**How to complete this task**
Take from the records below each line that holds "JSON".

**Material shown**
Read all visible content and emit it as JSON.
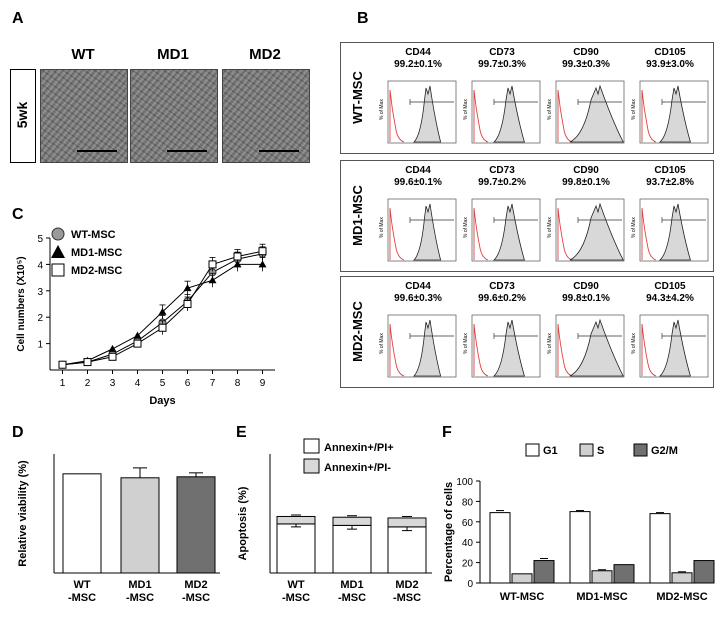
{
  "panels": {
    "A": "A",
    "B": "B",
    "C": "C",
    "D": "D",
    "E": "E",
    "F": "F"
  },
  "panelA": {
    "row_label": "5wk",
    "columns": [
      "WT",
      "MD1",
      "MD2"
    ]
  },
  "panelB": {
    "y_axis_label": "% of Max",
    "rows": [
      {
        "label": "WT-MSC",
        "markers": [
          {
            "name": "CD44",
            "value": "99.2±0.1%"
          },
          {
            "name": "CD73",
            "value": "99.7±0.3%"
          },
          {
            "name": "CD90",
            "value": "99.3±0.3%"
          },
          {
            "name": "CD105",
            "value": "93.9±3.0%"
          }
        ]
      },
      {
        "label": "MD1-MSC",
        "markers": [
          {
            "name": "CD44",
            "value": "99.6±0.1%"
          },
          {
            "name": "CD73",
            "value": "99.7±0.2%"
          },
          {
            "name": "CD90",
            "value": "99.8±0.1%"
          },
          {
            "name": "CD105",
            "value": "93.7±2.8%"
          }
        ]
      },
      {
        "label": "MD2-MSC",
        "markers": [
          {
            "name": "CD44",
            "value": "99.6±0.3%"
          },
          {
            "name": "CD73",
            "value": "99.6±0.2%"
          },
          {
            "name": "CD90",
            "value": "99.8±0.1%"
          },
          {
            "name": "CD105",
            "value": "94.3±4.2%"
          }
        ]
      }
    ]
  },
  "chart_data": [
    {
      "panel": "C",
      "type": "line",
      "xlabel": "Days",
      "ylabel": "Cell numbers (X10⁵)",
      "x": [
        1,
        2,
        3,
        4,
        5,
        6,
        7,
        8,
        9
      ],
      "xlim": [
        0.5,
        9.5
      ],
      "ylim": [
        0,
        5
      ],
      "yticks": [
        1,
        2,
        3,
        4,
        5
      ],
      "series": [
        {
          "name": "WT-MSC",
          "marker": "circle",
          "values": [
            0.2,
            0.3,
            0.6,
            1.1,
            1.8,
            2.6,
            3.7,
            4.2,
            4.4
          ]
        },
        {
          "name": "MD1-MSC",
          "marker": "triangle",
          "values": [
            0.2,
            0.35,
            0.8,
            1.3,
            2.2,
            3.1,
            3.4,
            4.0,
            4.0
          ]
        },
        {
          "name": "MD2-MSC",
          "marker": "square",
          "values": [
            0.2,
            0.3,
            0.5,
            1.0,
            1.6,
            2.5,
            4.0,
            4.3,
            4.5
          ]
        }
      ]
    },
    {
      "panel": "D",
      "type": "bar",
      "ylabel": "Relative viability (%)",
      "categories": [
        "WT\n-MSC",
        "MD1\n-MSC",
        "MD2\n-MSC"
      ],
      "values": [
        100,
        96,
        97
      ],
      "errors": [
        0,
        10,
        4
      ],
      "ylim": [
        0,
        120
      ],
      "colors": [
        "#ffffff",
        "#d0d0d0",
        "#707070"
      ]
    },
    {
      "panel": "E",
      "type": "bar",
      "ylabel": "Apoptosis (%)",
      "categories": [
        "WT\n-MSC",
        "MD1\n-MSC",
        "MD2\n-MSC"
      ],
      "ylim": [
        0,
        16
      ],
      "series": [
        {
          "name": "Annexin+/PI+",
          "values": [
            6.6,
            6.4,
            6.2
          ],
          "errors": [
            0.4,
            0.5,
            0.5
          ],
          "color": "#ffffff"
        },
        {
          "name": "Annexin+/PI-",
          "values": [
            1.0,
            1.1,
            1.2
          ],
          "errors": [
            0.2,
            0.2,
            0.2
          ],
          "color": "#d8d8d8"
        }
      ]
    },
    {
      "panel": "F",
      "type": "bar",
      "ylabel": "Percentage of cells",
      "categories": [
        "WT-MSC",
        "MD1-MSC",
        "MD2-MSC"
      ],
      "yticks": [
        0,
        20,
        40,
        60,
        80,
        100
      ],
      "ylim": [
        0,
        100
      ],
      "series": [
        {
          "name": "G1",
          "values": [
            69,
            70,
            68
          ],
          "errors": [
            2,
            1,
            1
          ],
          "color": "#ffffff"
        },
        {
          "name": "S",
          "values": [
            9,
            12,
            10
          ],
          "errors": [
            0,
            1,
            1
          ],
          "color": "#d0d0d0"
        },
        {
          "name": "G2/M",
          "values": [
            22,
            18,
            22
          ],
          "errors": [
            2,
            0,
            0
          ],
          "color": "#707070"
        }
      ]
    }
  ]
}
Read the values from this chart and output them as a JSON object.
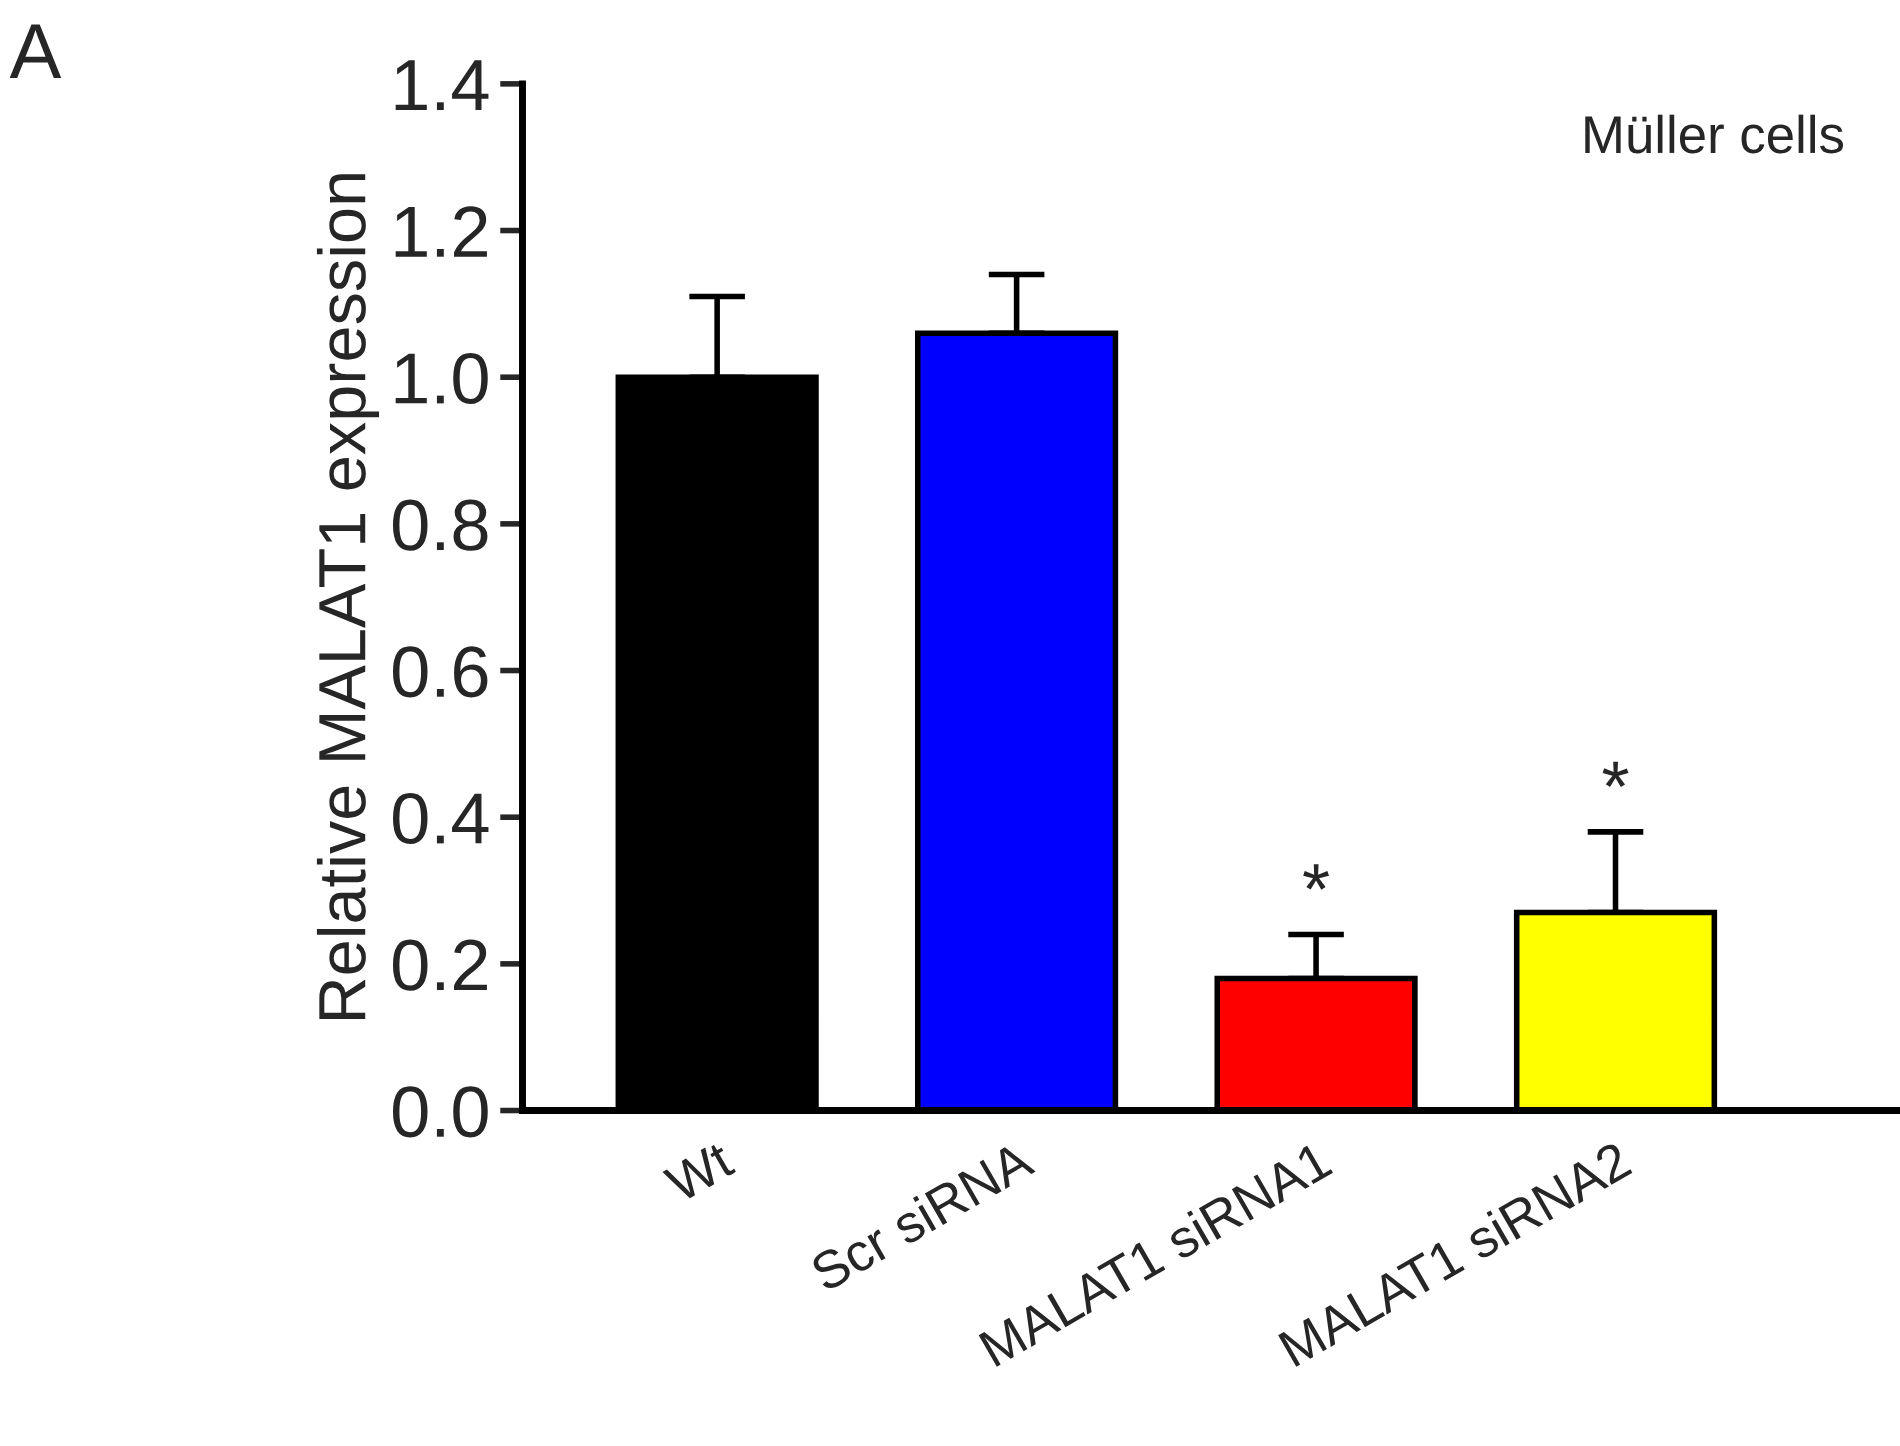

**Answer space**
Read all visible content and emit it as JSON.
Read the values from this chart and output them as a JSON object.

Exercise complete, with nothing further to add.